WORK TO DO:
Retype all of the rows below word for word, without changing a single character.

─── THE INPUT

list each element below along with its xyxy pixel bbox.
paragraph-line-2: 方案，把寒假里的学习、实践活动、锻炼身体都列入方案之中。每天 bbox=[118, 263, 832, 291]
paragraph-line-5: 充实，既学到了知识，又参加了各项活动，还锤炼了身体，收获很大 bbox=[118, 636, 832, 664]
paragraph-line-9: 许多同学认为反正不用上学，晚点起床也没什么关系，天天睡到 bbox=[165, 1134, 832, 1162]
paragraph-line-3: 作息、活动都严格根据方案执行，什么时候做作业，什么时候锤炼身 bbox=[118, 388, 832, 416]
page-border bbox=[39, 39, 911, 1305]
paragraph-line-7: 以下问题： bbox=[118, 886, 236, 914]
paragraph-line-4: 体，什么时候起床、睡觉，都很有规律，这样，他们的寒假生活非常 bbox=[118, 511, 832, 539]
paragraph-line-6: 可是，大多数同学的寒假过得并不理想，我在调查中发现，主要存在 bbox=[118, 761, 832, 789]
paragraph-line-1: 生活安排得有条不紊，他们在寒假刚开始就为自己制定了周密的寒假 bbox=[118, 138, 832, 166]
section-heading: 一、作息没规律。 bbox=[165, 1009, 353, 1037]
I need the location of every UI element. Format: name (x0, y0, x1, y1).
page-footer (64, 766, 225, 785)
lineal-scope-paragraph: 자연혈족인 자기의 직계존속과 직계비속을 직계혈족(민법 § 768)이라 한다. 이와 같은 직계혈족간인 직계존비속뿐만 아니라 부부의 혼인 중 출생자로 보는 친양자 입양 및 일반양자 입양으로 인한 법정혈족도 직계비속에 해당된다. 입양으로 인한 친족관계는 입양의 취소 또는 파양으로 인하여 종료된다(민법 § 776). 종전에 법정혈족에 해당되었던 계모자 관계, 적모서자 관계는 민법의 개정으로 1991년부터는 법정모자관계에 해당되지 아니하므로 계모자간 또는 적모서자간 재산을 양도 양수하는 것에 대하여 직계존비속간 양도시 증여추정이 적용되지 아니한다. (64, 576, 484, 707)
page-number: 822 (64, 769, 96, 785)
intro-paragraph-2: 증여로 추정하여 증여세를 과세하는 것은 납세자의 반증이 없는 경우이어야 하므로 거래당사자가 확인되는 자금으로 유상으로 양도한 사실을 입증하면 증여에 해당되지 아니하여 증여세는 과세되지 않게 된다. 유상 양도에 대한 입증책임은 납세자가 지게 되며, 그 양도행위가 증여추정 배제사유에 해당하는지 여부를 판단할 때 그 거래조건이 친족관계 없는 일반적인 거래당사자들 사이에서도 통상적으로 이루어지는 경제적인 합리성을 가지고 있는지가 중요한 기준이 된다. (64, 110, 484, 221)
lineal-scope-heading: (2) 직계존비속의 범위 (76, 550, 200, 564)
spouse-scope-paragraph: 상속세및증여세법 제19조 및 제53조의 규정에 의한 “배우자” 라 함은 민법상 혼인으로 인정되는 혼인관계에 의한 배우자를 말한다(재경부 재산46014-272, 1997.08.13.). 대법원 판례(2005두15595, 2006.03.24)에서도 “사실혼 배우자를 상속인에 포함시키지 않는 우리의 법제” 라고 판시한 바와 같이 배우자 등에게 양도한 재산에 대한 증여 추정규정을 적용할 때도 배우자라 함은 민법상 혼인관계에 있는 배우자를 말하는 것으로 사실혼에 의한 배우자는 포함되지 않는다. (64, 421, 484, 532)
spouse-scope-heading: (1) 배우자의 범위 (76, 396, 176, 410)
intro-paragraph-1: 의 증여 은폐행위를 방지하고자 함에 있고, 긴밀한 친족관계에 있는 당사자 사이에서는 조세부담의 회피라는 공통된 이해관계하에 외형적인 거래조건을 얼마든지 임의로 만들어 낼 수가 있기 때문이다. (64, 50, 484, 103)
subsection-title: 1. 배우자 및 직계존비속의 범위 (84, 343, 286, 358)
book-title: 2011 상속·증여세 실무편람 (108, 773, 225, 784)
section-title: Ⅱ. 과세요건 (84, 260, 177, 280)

──────

RESULT OF THIS EXERCISE:
list each element below along with its xyxy pixel bbox.
paragraph-line-2: 方案，把寒假里的学习、实践活动、锻炼身体都列入方案之中。每天 bbox=[118, 263, 832, 291]
paragraph-line-5: 充实，既学到了知识，又参加了各项活动，还锤炼了身体，收获很大 bbox=[118, 636, 832, 664]
paragraph-line-9: 许多同学认为反正不用上学，晚点起床也没什么关系，天天睡到 bbox=[165, 1134, 832, 1162]
paragraph-line-3: 作息、活动都严格根据方案执行，什么时候做作业，什么时候锤炼身 bbox=[118, 388, 832, 416]
page-border bbox=[39, 39, 911, 1305]
paragraph-line-7: 以下问题： bbox=[118, 886, 236, 914]
paragraph-line-4: 体，什么时候起床、睡觉，都很有规律，这样，他们的寒假生活非常 bbox=[118, 511, 832, 539]
paragraph-line-6: 可是，大多数同学的寒假过得并不理想，我在调查中发现，主要存在 bbox=[118, 761, 832, 789]
paragraph-line-1: 生活安排得有条不紊，他们在寒假刚开始就为自己制定了周密的寒假 bbox=[118, 138, 832, 166]
section-heading: 一、作息没规律。 bbox=[165, 1009, 353, 1037]
I need the location of every UI element. Format: name (x0, y0, x1, y1).
page-footer (64, 766, 225, 785)
lineal-scope-paragraph: 자연혈족인 자기의 직계존속과 직계비속을 직계혈족(민법 § 768)이라 한다. 이와 같은 직계혈족간인 직계존비속뿐만 아니라 부부의 혼인 중 출생자로 보는 친양자 입양 및 일반양자 입양으로 인한 법정혈족도 직계비속에 해당된다. 입양으로 인한 친족관계는 입양의 취소 또는 파양으로 인하여 종료된다(민법 § 776). 종전에 법정혈족에 해당되었던 계모자 관계, 적모서자 관계는 민법의 개정으로 1991년부터는 법정모자관계에 해당되지 아니하므로 계모자간 또는 적모서자간 재산을 양도 양수하는 것에 대하여 직계존비속간 양도시 증여추정이 적용되지 아니한다. (64, 576, 484, 707)
page-number: 822 (64, 769, 96, 785)
intro-paragraph-2: 증여로 추정하여 증여세를 과세하는 것은 납세자의 반증이 없는 경우이어야 하므로 거래당사자가 확인되는 자금으로 유상으로 양도한 사실을 입증하면 증여에 해당되지 아니하여 증여세는 과세되지 않게 된다. 유상 양도에 대한 입증책임은 납세자가 지게 되며, 그 양도행위가 증여추정 배제사유에 해당하는지 여부를 판단할 때 그 거래조건이 친족관계 없는 일반적인 거래당사자들 사이에서도 통상적으로 이루어지는 경제적인 합리성을 가지고 있는지가 중요한 기준이 된다. (64, 110, 484, 221)
lineal-scope-heading: (2) 직계존비속의 범위 (76, 550, 200, 564)
spouse-scope-paragraph: 상속세및증여세법 제19조 및 제53조의 규정에 의한 “배우자” 라 함은 민법상 혼인으로 인정되는 혼인관계에 의한 배우자를 말한다(재경부 재산46014-272, 1997.08.13.). 대법원 판례(2005두15595, 2006.03.24)에서도 “사실혼 배우자를 상속인에 포함시키지 않는 우리의 법제” 라고 판시한 바와 같이 배우자 등에게 양도한 재산에 대한 증여 추정규정을 적용할 때도 배우자라 함은 민법상 혼인관계에 있는 배우자를 말하는 것으로 사실혼에 의한 배우자는 포함되지 않는다. (64, 421, 484, 532)
spouse-scope-heading: (1) 배우자의 범위 (76, 396, 176, 410)
intro-paragraph-1: 의 증여 은폐행위를 방지하고자 함에 있고, 긴밀한 친족관계에 있는 당사자 사이에서는 조세부담의 회피라는 공통된 이해관계하에 외형적인 거래조건을 얼마든지 임의로 만들어 낼 수가 있기 때문이다. (64, 50, 484, 103)
subsection-title: 1. 배우자 및 직계존비속의 범위 (84, 343, 286, 358)
book-title: 2011 상속·증여세 실무편람 (108, 773, 225, 784)
section-title: Ⅱ. 과세요건 (84, 260, 177, 280)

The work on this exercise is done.